Extrait source:
================

Tableau 1. Canevas d’une démarche d’investigation (école, collège, lycée)
École (moments) | Collège (moments) | Lycée (étapes) |
---|---|---|
Le choix d’une situation de départ | L’acquisition et la structuration de connaissances | Une situation motivante suscitant la curiosité |
La formulation du questionnement des élèves | L’appropriation du problème par les élèves | La formulation d’une problématique précise |
L’élaboration des hypothèses et la conception de l’investigation à réaliser pour les valider/invalider | La formulation de conjectures, d’hypothèses explicatives, de protocoles possibles | L’énoncé d’hypothèses explicatives, La conception d’une stratégie pour éprouver ces hypothèses |
L’investigation conduite par les élèves | L’investigation ou la résolution du problème conduite par les élèves | La mise en œuvre du projet ainsi élaboré |
L’échange argumenté autour des propositions élaborées | La confrontation des résultats obtenus et des hypothèses | |
L’acquisition et la structuration de connaissances | L’acquisition et la structuration de connaissances | L’élaboration d’un savoir mémorisable |
La mobilisation des connaissances | L’identification éventuelle de conséquences pratiques de ce savoir |
Caractérisation des savoirs scientifiques
Puisque les démarches d’investigation servent la construction de savoirs scientifiques, il nous faut dire l’approche que nous avons des savoirs et des démarches scientifiques, et questionner en conséquence les textes par lesquels ils se concrétisent.
Des savoirs explicatifs et apodictiques
En référence à Popper (1985) et à Jacob (1981), nous concevons que les savoirs scientifiques ont une signification parce qu’ils cherchent à expliquer le monde ou certains de ses aspects. Ils ne se limitent aucunement à de la description.
Dans le cadre rationaliste où nous nous situons (Bachelard, 1938), nous admettons que les savoirs scientifiques existent en rupture avec la pensée commune et que leur construction relève d’une problématisation (Fabre & Orange, 1997).

================

Consignes de l'exercice:
1. Répondez à ces questions sur l'extrait consacré à la démarche d'investigation :
(a) D'après le tableau, quelle est la première étape au lycée ?
(b) En référence à Bachelard (1938), dans quel cadre le texte dit-il se situer ?
(c) À quoi les savoirs scientifiques ne se limitent-ils aucunement ?
2. Prolongez l'extrait sur la démarche d'investigation et les savoirs scientifiques après sa dernière phrase.

================

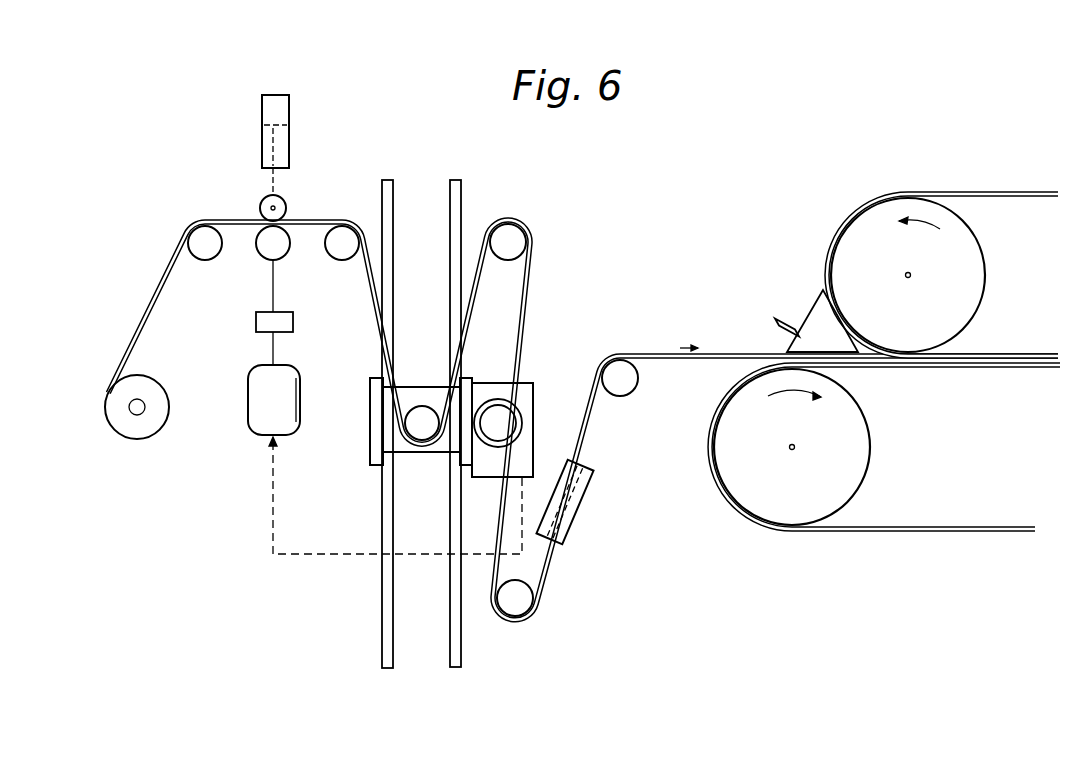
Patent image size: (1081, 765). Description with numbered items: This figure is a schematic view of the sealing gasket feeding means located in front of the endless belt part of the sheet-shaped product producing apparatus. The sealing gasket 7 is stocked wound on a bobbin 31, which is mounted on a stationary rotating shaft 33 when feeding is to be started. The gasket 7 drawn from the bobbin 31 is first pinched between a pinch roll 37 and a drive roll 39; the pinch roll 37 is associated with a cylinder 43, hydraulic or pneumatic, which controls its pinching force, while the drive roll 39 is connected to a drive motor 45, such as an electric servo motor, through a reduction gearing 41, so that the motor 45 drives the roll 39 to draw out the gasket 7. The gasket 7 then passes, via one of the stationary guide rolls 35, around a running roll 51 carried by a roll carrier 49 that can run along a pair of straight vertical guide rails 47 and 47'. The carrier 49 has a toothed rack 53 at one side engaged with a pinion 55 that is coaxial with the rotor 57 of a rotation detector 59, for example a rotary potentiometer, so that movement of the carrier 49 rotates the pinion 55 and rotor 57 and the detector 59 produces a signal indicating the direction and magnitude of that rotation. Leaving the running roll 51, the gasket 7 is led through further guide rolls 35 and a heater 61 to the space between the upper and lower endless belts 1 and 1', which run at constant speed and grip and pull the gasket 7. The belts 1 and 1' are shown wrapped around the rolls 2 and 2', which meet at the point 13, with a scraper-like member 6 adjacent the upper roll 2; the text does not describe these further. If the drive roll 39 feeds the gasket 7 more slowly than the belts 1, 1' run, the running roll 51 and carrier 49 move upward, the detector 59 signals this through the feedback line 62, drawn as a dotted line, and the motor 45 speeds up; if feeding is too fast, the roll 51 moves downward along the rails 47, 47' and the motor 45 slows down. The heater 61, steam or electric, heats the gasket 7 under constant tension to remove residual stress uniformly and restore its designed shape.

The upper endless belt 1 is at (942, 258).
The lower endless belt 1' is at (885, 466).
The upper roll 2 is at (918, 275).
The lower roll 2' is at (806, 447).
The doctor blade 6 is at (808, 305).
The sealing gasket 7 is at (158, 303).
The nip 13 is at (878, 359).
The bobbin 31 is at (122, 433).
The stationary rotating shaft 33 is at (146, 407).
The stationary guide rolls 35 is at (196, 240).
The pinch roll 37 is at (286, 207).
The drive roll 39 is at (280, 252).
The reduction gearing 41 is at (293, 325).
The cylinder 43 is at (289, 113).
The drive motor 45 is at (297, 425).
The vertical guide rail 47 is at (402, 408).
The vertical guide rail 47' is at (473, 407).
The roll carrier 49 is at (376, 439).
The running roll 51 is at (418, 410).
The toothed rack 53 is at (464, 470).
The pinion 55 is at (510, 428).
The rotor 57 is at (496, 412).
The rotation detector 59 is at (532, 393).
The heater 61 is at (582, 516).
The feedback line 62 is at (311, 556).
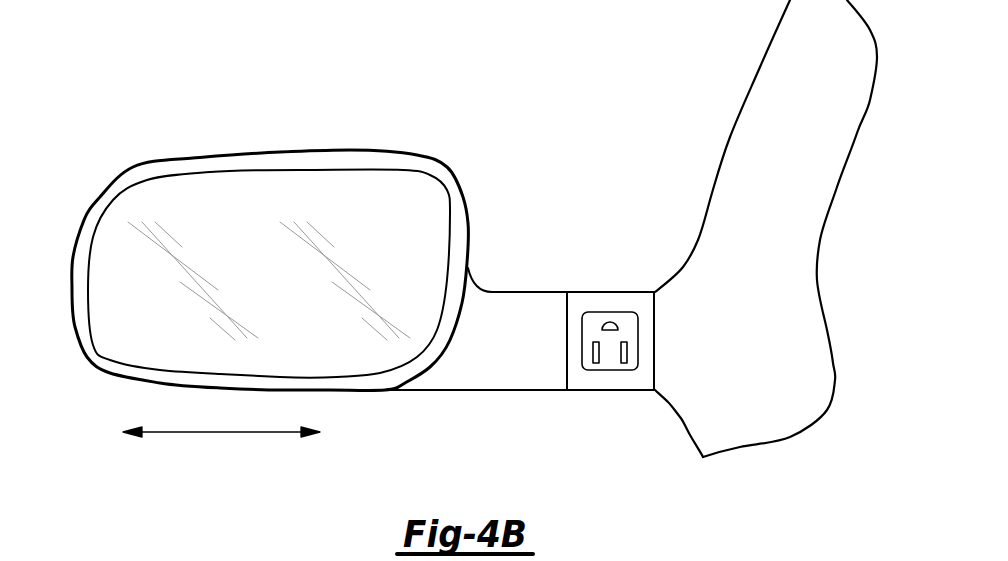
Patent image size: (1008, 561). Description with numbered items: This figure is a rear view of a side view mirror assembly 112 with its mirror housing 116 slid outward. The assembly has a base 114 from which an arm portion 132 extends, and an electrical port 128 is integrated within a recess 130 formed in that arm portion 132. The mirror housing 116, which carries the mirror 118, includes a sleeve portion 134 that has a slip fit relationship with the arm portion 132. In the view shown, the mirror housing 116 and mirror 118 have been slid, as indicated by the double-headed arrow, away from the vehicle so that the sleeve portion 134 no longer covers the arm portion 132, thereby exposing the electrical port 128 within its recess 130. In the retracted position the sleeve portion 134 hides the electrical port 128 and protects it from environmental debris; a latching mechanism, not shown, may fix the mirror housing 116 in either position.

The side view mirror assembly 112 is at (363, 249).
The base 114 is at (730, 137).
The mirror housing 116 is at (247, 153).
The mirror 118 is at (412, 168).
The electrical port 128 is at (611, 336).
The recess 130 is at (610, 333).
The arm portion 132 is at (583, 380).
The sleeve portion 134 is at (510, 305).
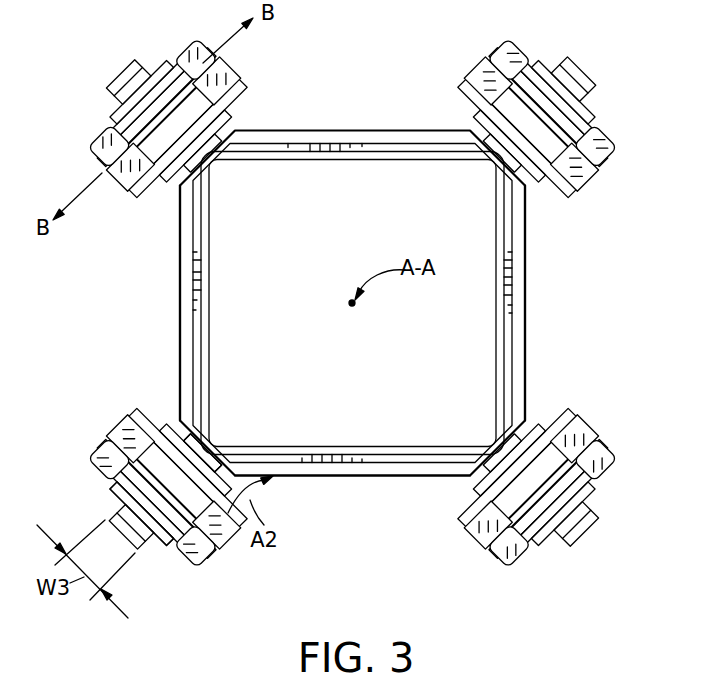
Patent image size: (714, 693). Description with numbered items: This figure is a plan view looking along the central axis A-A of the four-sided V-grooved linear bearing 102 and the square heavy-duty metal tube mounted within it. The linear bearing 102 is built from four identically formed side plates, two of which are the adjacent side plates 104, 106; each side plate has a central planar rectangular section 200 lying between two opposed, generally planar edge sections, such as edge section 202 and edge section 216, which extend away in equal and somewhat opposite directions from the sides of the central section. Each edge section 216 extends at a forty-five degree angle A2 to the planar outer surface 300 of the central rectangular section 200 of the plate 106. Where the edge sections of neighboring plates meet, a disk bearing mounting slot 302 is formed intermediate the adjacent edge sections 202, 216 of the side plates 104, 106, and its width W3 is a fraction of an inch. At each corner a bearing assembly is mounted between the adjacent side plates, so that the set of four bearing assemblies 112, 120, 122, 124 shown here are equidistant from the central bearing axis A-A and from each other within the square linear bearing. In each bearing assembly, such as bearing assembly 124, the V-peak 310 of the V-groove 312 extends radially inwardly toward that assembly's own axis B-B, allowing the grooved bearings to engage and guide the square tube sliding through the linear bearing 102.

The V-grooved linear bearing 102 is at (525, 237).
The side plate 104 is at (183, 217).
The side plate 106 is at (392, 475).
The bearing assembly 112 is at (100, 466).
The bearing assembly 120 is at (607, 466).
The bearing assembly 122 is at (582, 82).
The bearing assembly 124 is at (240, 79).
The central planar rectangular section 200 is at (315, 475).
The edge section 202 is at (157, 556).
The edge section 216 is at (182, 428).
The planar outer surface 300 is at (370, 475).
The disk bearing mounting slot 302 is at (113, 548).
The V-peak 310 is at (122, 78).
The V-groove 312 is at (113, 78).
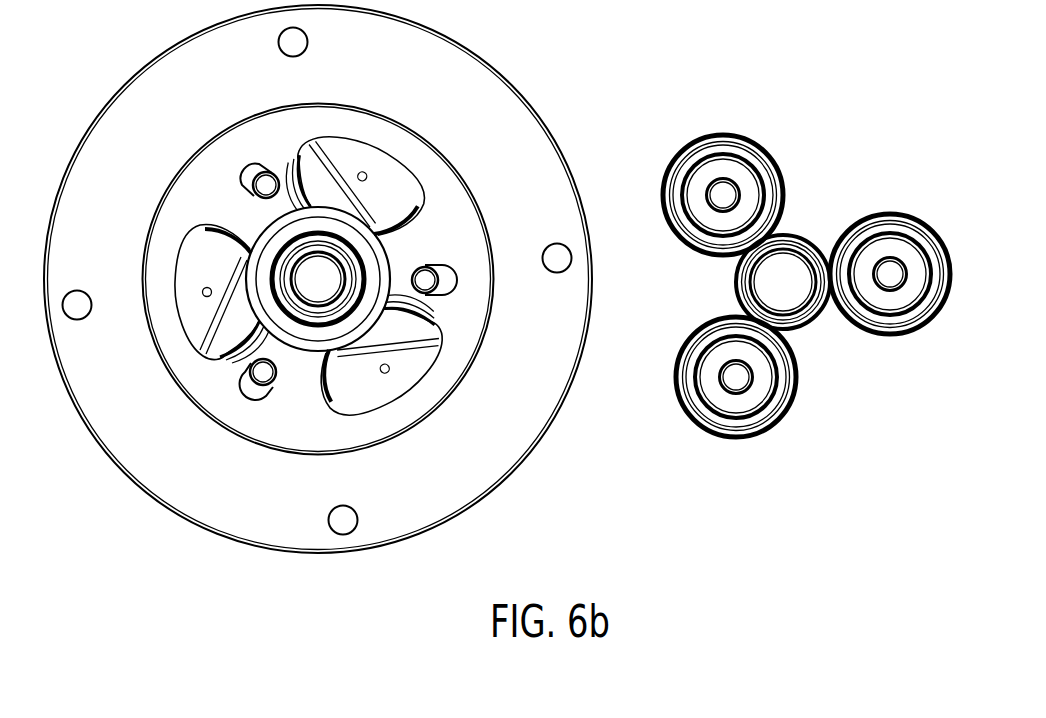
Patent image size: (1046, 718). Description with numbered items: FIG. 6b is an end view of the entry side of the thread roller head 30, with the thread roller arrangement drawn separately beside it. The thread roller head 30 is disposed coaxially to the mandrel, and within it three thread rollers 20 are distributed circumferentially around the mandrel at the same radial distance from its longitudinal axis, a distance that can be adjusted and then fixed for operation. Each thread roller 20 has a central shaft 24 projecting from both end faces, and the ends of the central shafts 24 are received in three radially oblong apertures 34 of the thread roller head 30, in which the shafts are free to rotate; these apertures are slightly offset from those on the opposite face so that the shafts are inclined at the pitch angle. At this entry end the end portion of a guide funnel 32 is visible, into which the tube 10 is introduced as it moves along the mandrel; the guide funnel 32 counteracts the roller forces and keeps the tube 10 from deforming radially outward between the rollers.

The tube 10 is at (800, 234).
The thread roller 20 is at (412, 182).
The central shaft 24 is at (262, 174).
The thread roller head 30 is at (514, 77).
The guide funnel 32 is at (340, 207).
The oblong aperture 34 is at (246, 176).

================

Réponses attendues:
1.
(a) Une situation motivante suscitant la curiosité.
(b) Le cadre rationaliste.
(c) À de la description.

2.
La scientificité des savoirs peut ainsi être directement reliée à leur portée explicative et raisonnée. Il ne s’agit pas seulement de s’approprier la solution du problème (« savoir que »), il faut aussi maîtriser ce qui fait qu’on en arrive à cette solution et pas à une autre, autrement dit « savoir pourquoi il ne peut pas en être autrement » (Reboul, 1992). Prenons un problème de nutrition humaine : comment les aliments que l’on mange peuvent-ils permettre à tous les muscles du corps de se procurer de l’énergie ? Le savoir ne réside pas seulement dans le fait de savoir que les aliments sont transformés en nutriments, absorbés dans le sang au niveau de l’intestin puis distribués dans tout le corps. Il doit porter aussi la construction de la nécessité de cette transformation, de ce tri et de cette distribution. Il doit donc aussi contenir les raisons qui font qu’on en arrive à ces solutions et pas à d’autres. Une telle épaisseur des savoirs permet de les qualifier d’apodictiques (par opposition à des savoirs assertoriques limités aux solutions des problèmes).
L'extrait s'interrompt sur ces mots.